= Assignment =
Count how many lines of the data include the string "grey", then say that number and stop.

= Data excerpts =
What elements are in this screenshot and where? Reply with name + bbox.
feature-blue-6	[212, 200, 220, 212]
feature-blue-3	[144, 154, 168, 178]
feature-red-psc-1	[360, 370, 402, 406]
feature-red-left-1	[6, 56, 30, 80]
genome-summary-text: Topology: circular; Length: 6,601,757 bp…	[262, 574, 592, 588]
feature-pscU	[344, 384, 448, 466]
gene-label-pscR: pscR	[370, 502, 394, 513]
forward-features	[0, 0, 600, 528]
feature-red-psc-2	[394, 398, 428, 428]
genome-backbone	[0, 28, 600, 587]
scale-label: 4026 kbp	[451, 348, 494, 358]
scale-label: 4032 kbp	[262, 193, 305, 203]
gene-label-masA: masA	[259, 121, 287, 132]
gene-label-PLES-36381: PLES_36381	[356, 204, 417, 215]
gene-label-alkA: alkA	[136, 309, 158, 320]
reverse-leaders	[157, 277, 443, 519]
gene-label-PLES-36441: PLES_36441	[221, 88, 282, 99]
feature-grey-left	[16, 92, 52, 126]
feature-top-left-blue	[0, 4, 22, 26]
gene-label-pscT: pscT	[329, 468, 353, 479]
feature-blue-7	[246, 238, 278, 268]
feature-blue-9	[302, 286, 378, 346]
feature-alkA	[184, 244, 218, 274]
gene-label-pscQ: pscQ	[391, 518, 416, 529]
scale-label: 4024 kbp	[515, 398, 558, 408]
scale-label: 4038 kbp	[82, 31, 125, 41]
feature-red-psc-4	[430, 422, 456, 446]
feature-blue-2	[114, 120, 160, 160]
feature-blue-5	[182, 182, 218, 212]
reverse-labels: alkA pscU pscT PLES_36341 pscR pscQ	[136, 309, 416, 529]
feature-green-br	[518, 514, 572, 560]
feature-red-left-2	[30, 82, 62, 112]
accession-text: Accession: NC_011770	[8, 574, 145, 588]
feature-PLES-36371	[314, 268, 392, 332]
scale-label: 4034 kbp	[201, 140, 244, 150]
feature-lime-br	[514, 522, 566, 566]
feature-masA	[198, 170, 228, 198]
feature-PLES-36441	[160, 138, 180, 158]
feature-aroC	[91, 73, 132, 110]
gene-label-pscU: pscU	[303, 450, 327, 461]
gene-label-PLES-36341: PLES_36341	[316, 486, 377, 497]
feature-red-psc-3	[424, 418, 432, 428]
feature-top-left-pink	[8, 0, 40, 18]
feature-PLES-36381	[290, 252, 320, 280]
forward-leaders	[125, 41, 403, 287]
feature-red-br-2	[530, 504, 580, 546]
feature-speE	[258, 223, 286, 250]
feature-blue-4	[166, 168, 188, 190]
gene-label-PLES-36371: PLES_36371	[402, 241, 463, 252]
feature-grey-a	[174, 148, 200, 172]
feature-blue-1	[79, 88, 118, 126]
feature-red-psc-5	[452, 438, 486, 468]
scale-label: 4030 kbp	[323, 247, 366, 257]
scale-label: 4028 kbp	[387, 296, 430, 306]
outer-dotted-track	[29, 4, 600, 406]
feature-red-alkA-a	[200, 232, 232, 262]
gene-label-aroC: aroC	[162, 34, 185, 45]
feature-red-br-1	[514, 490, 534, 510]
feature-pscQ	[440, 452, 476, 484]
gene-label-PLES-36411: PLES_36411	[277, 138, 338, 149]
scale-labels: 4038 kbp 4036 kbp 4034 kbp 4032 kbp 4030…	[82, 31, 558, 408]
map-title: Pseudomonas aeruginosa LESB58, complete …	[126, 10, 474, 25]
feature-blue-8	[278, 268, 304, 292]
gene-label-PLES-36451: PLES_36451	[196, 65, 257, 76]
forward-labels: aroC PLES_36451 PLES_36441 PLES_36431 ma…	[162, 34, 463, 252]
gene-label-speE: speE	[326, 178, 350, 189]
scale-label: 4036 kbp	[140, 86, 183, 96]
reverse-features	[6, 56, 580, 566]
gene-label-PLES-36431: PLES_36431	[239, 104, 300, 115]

= Answer box =
2